■ What is required
Output each entry below as it stands, leaving out every picture.

■ Records shown
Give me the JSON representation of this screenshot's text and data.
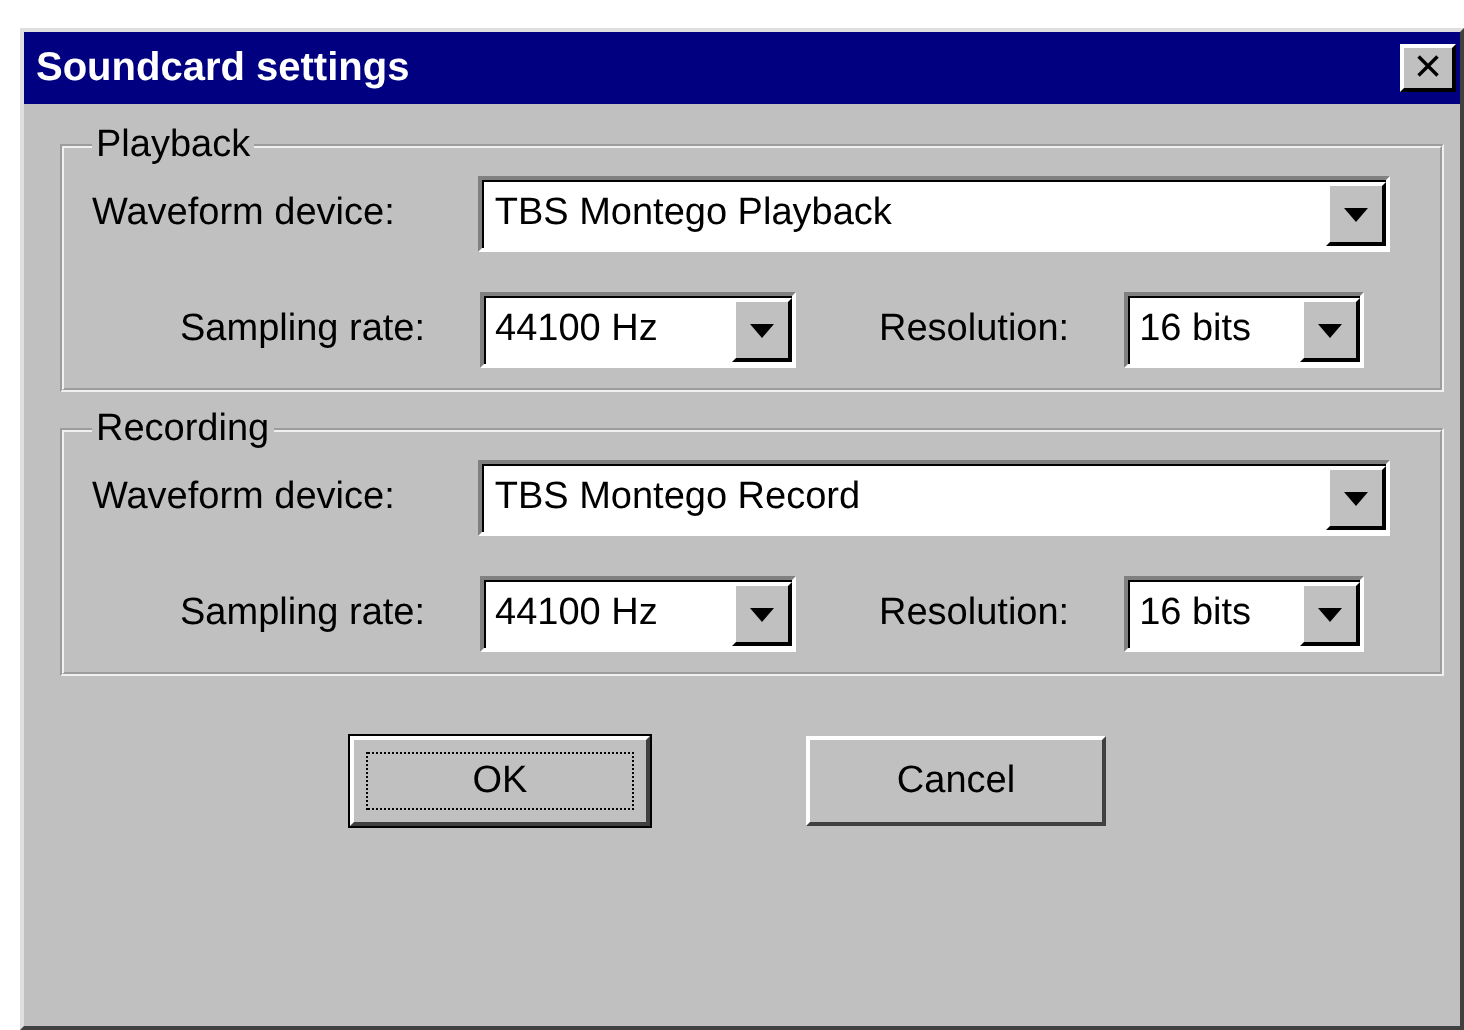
{
  "window": {
    "title": "Soundcard settings",
    "close": "×"
  },
  "groups": [
    {
      "title": "Playback",
      "device": {
        "label": "Waveform device:",
        "value": "TBS Montego Playback"
      },
      "rate": {
        "label": "Sampling rate:",
        "value": "44100 Hz"
      },
      "resolution": {
        "label": "Resolution:",
        "value": "16 bits"
      }
    },
    {
      "title": "Recording",
      "device": {
        "label": "Waveform device:",
        "value": "TBS Montego Record"
      },
      "rate": {
        "label": "Sampling rate:",
        "value": "44100 Hz"
      },
      "resolution": {
        "label": "Resolution:",
        "value": "16 bits"
      }
    }
  ],
  "buttons": [
    {
      "label": "OK",
      "default": true
    },
    {
      "label": "Cancel",
      "default": false
    }
  ]
}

■ Reply
Give me the JSON representation of this screenshot's text and data.
{
  "window": {
    "title": "Soundcard settings",
    "close": "×"
  },
  "groups": [
    {
      "title": "Playback",
      "device": {
        "label": "Waveform device:",
        "value": "TBS Montego Playback"
      },
      "rate": {
        "label": "Sampling rate:",
        "value": "44100 Hz"
      },
      "resolution": {
        "label": "Resolution:",
        "value": "16 bits"
      }
    },
    {
      "title": "Recording",
      "device": {
        "label": "Waveform device:",
        "value": "TBS Montego Record"
      },
      "rate": {
        "label": "Sampling rate:",
        "value": "44100 Hz"
      },
      "resolution": {
        "label": "Resolution:",
        "value": "16 bits"
      }
    }
  ],
  "buttons": [
    {
      "label": "OK",
      "default": true
    },
    {
      "label": "Cancel",
      "default": false
    }
  ]
}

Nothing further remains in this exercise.